TASK DATA
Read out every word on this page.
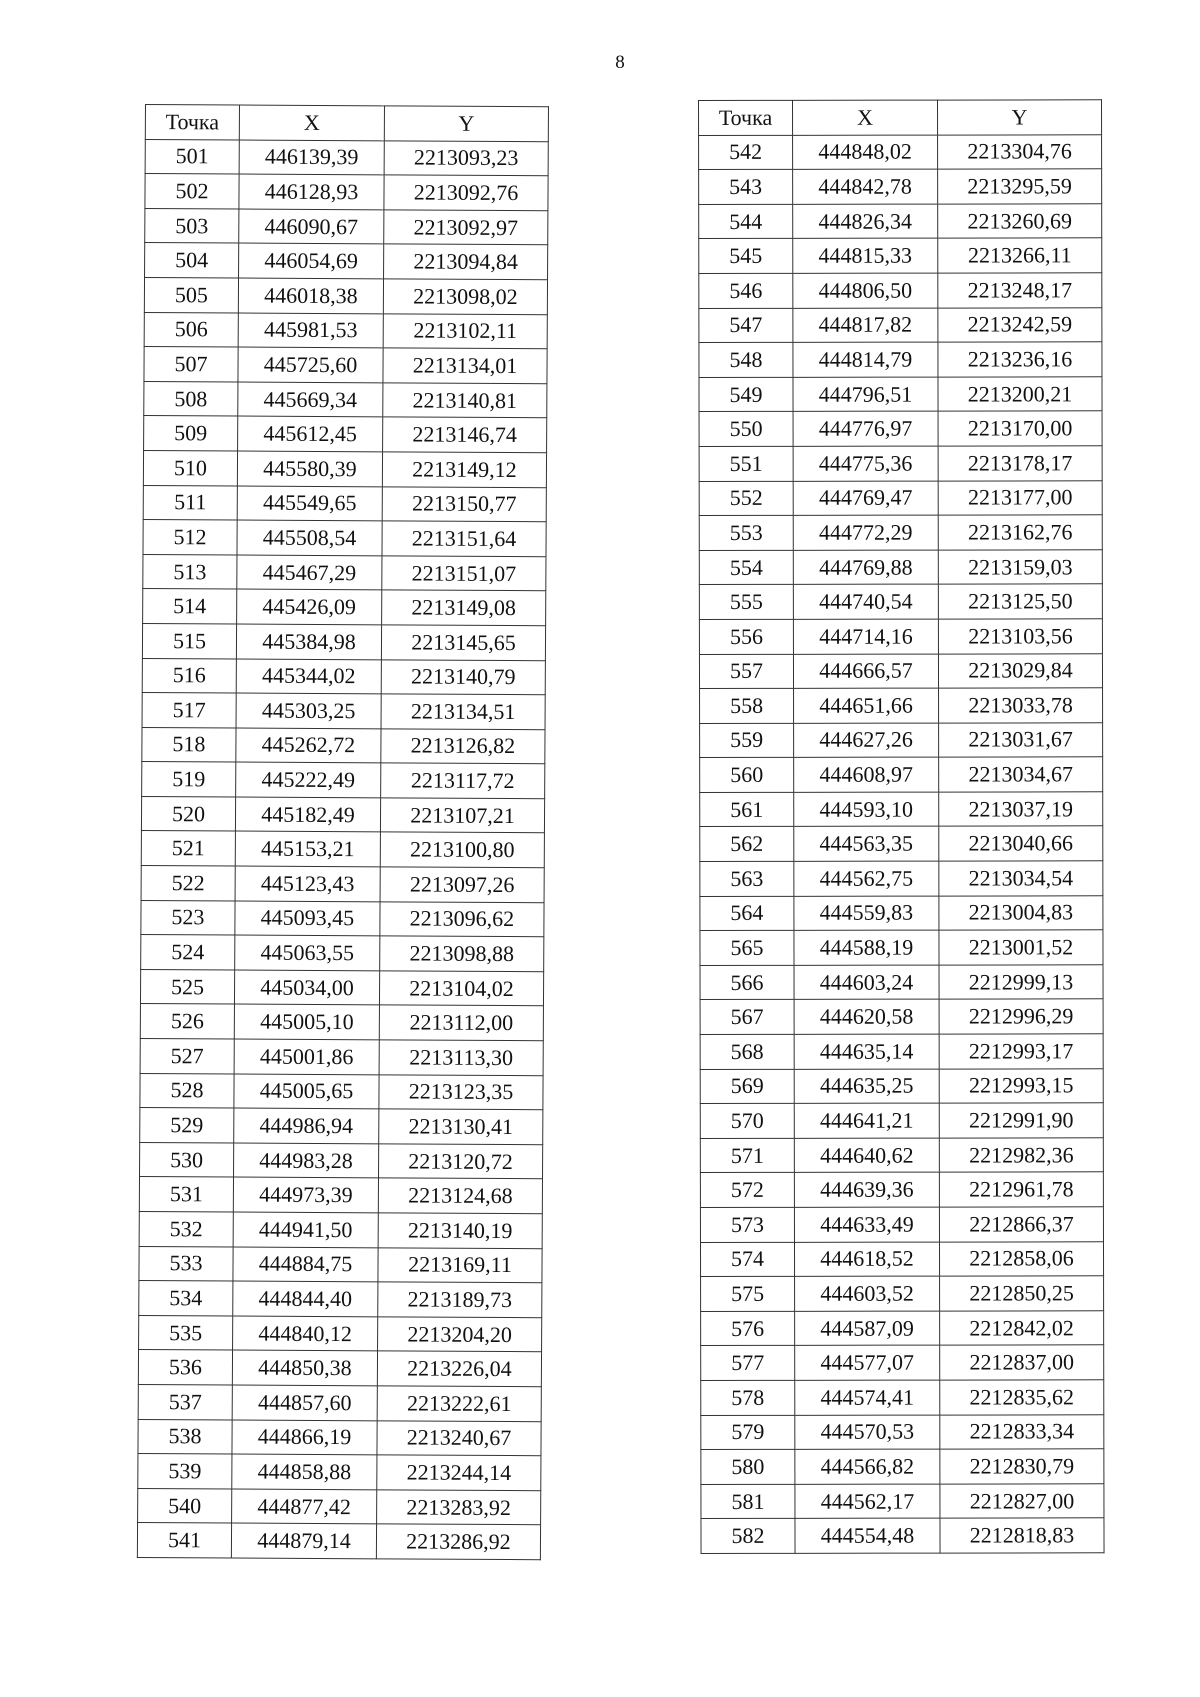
8
Точка	X	Y
501	446139,39	2213093,23
502	446128,93	2213092,76
503	446090,67	2213092,97
504	446054,69	2213094,84
505	446018,38	2213098,02
506	445981,53	2213102,11
507	445725,60	2213134,01
508	445669,34	2213140,81
509	445612,45	2213146,74
510	445580,39	2213149,12
511	445549,65	2213150,77
512	445508,54	2213151,64
513	445467,29	2213151,07
514	445426,09	2213149,08
515	445384,98	2213145,65
516	445344,02	2213140,79
517	445303,25	2213134,51
518	445262,72	2213126,82
519	445222,49	2213117,72
520	445182,49	2213107,21
521	445153,21	2213100,80
522	445123,43	2213097,26
523	445093,45	2213096,62
524	445063,55	2213098,88
525	445034,00	2213104,02
526	445005,10	2213112,00
527	445001,86	2213113,30
528	445005,65	2213123,35
529	444986,94	2213130,41
530	444983,28	2213120,72
531	444973,39	2213124,68
532	444941,50	2213140,19
533	444884,75	2213169,11
534	444844,40	2213189,73
535	444840,12	2213204,20
536	444850,38	2213226,04
537	444857,60	2213222,61
538	444866,19	2213240,67
539	444858,88	2213244,14
540	444877,42	2213283,92
541	444879,14	2213286,92
Точка	X	Y
542	444848,02	2213304,76
543	444842,78	2213295,59
544	444826,34	2213260,69
545	444815,33	2213266,11
546	444806,50	2213248,17
547	444817,82	2213242,59
548	444814,79	2213236,16
549	444796,51	2213200,21
550	444776,97	2213170,00
551	444775,36	2213178,17
552	444769,47	2213177,00
553	444772,29	2213162,76
554	444769,88	2213159,03
555	444740,54	2213125,50
556	444714,16	2213103,56
557	444666,57	2213029,84
558	444651,66	2213033,78
559	444627,26	2213031,67
560	444608,97	2213034,67
561	444593,10	2213037,19
562	444563,35	2213040,66
563	444562,75	2213034,54
564	444559,83	2213004,83
565	444588,19	2213001,52
566	444603,24	2212999,13
567	444620,58	2212996,29
568	444635,14	2212993,17
569	444635,25	2212993,15
570	444641,21	2212991,90
571	444640,62	2212982,36
572	444639,36	2212961,78
573	444633,49	2212866,37
574	444618,52	2212858,06
575	444603,52	2212850,25
576	444587,09	2212842,02
577	444577,07	2212837,00
578	444574,41	2212835,62
579	444570,53	2212833,34
580	444566,82	2212830,79
581	444562,17	2212827,00
582	444554,48	2212818,83
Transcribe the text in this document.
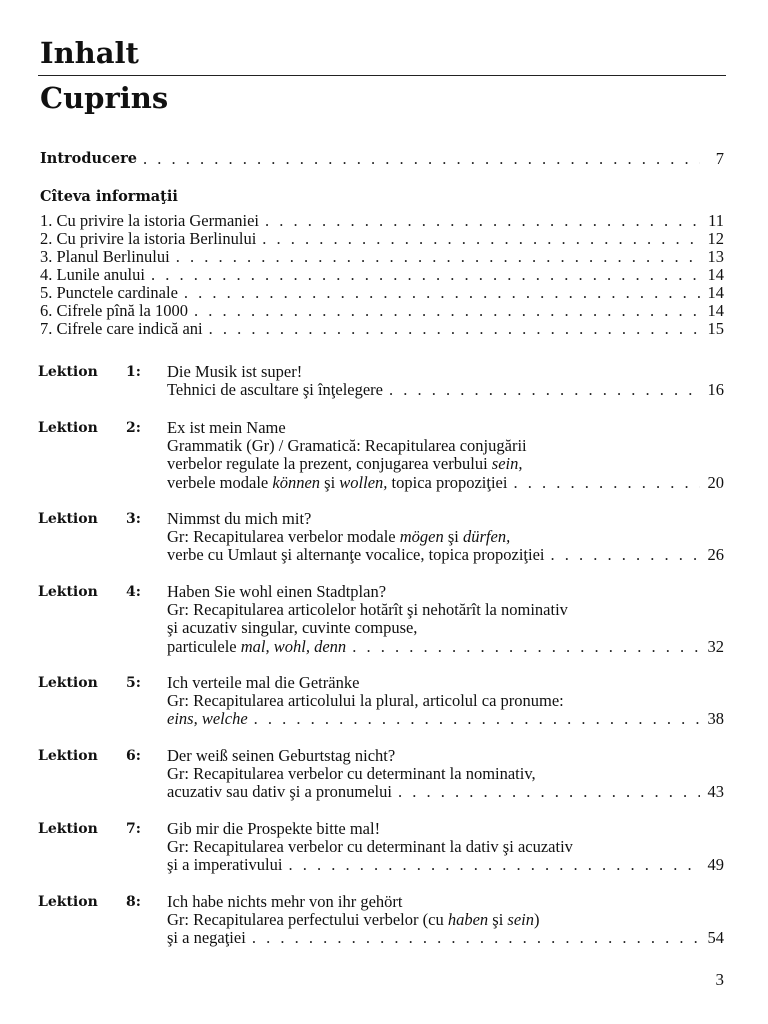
Inhalt
Cuprins
Introducere . . .	7
Cîteva informaţii
1. Cu privire la istoria Germaniei . . .	11
2. Cu privire la istoria Berlinului . . .	12
3. Planul Berlinului . . .	13
4. Lunile anului . . .	14
5. Punctele cardinale . . .	14
6. Cifrele pînă la 1000 . . .	14
7. Cifrele care indică ani . . .	15
Lektion 1: Die Musik ist super!
Tehnici de ascultare şi înţelegere . . .	16
Lektion 2: Ex ist mein Name
Grammatik (Gr) / Gramatică: Recapitularea conjugării
verbelor regulate la prezent, conjugarea verbului sein,
verbele modale können şi wollen, topica propoziţiei . . .	20
Lektion 3: Nimmst du mich mit?
Gr: Recapitularea verbelor modale mögen şi dürfen,
verbe cu Umlaut şi alternanţe vocalice, topica propoziţiei . . .	26
Lektion 4: Haben Sie wohl einen Stadtplan?
Gr: Recapitularea articolelor hotărît şi nehotărît la nominativ
şi acuzativ singular, cuvinte compuse,
particulele mal, wohl, denn . . .	32
Lektion 5: Ich verteile mal die Getränke
Gr: Recapitularea articolului la plural, articolul ca pronume:
eins, welche . . .	38
Lektion 6: Der weiß seinen Geburtstag nicht?
Gr: Recapitularea verbelor cu determinant la nominativ,
acuzativ sau dativ şi a pronumelui . . .	43
Lektion 7: Gib mir die Prospekte bitte mal!
Gr: Recapitularea verbelor cu determinant la dativ şi acuzativ
şi a imperativului . . .	49
Lektion 8: Ich habe nichts mehr von ihr gehört
Gr: Recapitularea perfectului verbelor (cu haben şi sein)
şi a negaţiei . . .	54
3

REQUIREMENT
An exact transcription of all the entries is required, without the pictures.

EXERCISE ANSWER
Read out every word on this page.
8
Точка	X	Y
501	446139,39	2213093,23
502	446128,93	2213092,76
503	446090,67	2213092,97
504	446054,69	2213094,84
505	446018,38	2213098,02
506	445981,53	2213102,11
507	445725,60	2213134,01
508	445669,34	2213140,81
509	445612,45	2213146,74
510	445580,39	2213149,12
511	445549,65	2213150,77
512	445508,54	2213151,64
513	445467,29	2213151,07
514	445426,09	2213149,08
515	445384,98	2213145,65
516	445344,02	2213140,79
517	445303,25	2213134,51
518	445262,72	2213126,82
519	445222,49	2213117,72
520	445182,49	2213107,21
521	445153,21	2213100,80
522	445123,43	2213097,26
523	445093,45	2213096,62
524	445063,55	2213098,88
525	445034,00	2213104,02
526	445005,10	2213112,00
527	445001,86	2213113,30
528	445005,65	2213123,35
529	444986,94	2213130,41
530	444983,28	2213120,72
531	444973,39	2213124,68
532	444941,50	2213140,19
533	444884,75	2213169,11
534	444844,40	2213189,73
535	444840,12	2213204,20
536	444850,38	2213226,04
537	444857,60	2213222,61
538	444866,19	2213240,67
539	444858,88	2213244,14
540	444877,42	2213283,92
541	444879,14	2213286,92
Точка	X	Y
542	444848,02	2213304,76
543	444842,78	2213295,59
544	444826,34	2213260,69
545	444815,33	2213266,11
546	444806,50	2213248,17
547	444817,82	2213242,59
548	444814,79	2213236,16
549	444796,51	2213200,21
550	444776,97	2213170,00
551	444775,36	2213178,17
552	444769,47	2213177,00
553	444772,29	2213162,76
554	444769,88	2213159,03
555	444740,54	2213125,50
556	444714,16	2213103,56
557	444666,57	2213029,84
558	444651,66	2213033,78
559	444627,26	2213031,67
560	444608,97	2213034,67
561	444593,10	2213037,19
562	444563,35	2213040,66
563	444562,75	2213034,54
564	444559,83	2213004,83
565	444588,19	2213001,52
566	444603,24	2212999,13
567	444620,58	2212996,29
568	444635,14	2212993,17
569	444635,25	2212993,15
570	444641,21	2212991,90
571	444640,62	2212982,36
572	444639,36	2212961,78
573	444633,49	2212866,37
574	444618,52	2212858,06
575	444603,52	2212850,25
576	444587,09	2212842,02
577	444577,07	2212837,00
578	444574,41	2212835,62
579	444570,53	2212833,34
580	444566,82	2212830,79
581	444562,17	2212827,00
582	444554,48	2212818,83
Transcribe the text in this document.
Inhalt
Cuprins
Introducere . . .	7
Cîteva informaţii
1. Cu privire la istoria Germaniei . . .	11
2. Cu privire la istoria Berlinului . . .	12
3. Planul Berlinului . . .	13
4. Lunile anului . . .	14
5. Punctele cardinale . . .	14
6. Cifrele pînă la 1000 . . .	14
7. Cifrele care indică ani . . .	15
Lektion 1: Die Musik ist super!
Tehnici de ascultare şi înţelegere . . .	16
Lektion 2: Ex ist mein Name
Grammatik (Gr) / Gramatică: Recapitularea conjugării
verbelor regulate la prezent, conjugarea verbului sein,
verbele modale können şi wollen, topica propoziţiei . . .	20
Lektion 3: Nimmst du mich mit?
Gr: Recapitularea verbelor modale mögen şi dürfen,
verbe cu Umlaut şi alternanţe vocalice, topica propoziţiei . . .	26
Lektion 4: Haben Sie wohl einen Stadtplan?
Gr: Recapitularea articolelor hotărît şi nehotărît la nominativ
şi acuzativ singular, cuvinte compuse,
particulele mal, wohl, denn . . .	32
Lektion 5: Ich verteile mal die Getränke
Gr: Recapitularea articolului la plural, articolul ca pronume:
eins, welche . . .	38
Lektion 6: Der weiß seinen Geburtstag nicht?
Gr: Recapitularea verbelor cu determinant la nominativ,
acuzativ sau dativ şi a pronumelui . . .	43
Lektion 7: Gib mir die Prospekte bitte mal!
Gr: Recapitularea verbelor cu determinant la dativ şi acuzativ
şi a imperativului . . .	49
Lektion 8: Ich habe nichts mehr von ihr gehört
Gr: Recapitularea perfectului verbelor (cu haben şi sein)
şi a negaţiei . . .	54
3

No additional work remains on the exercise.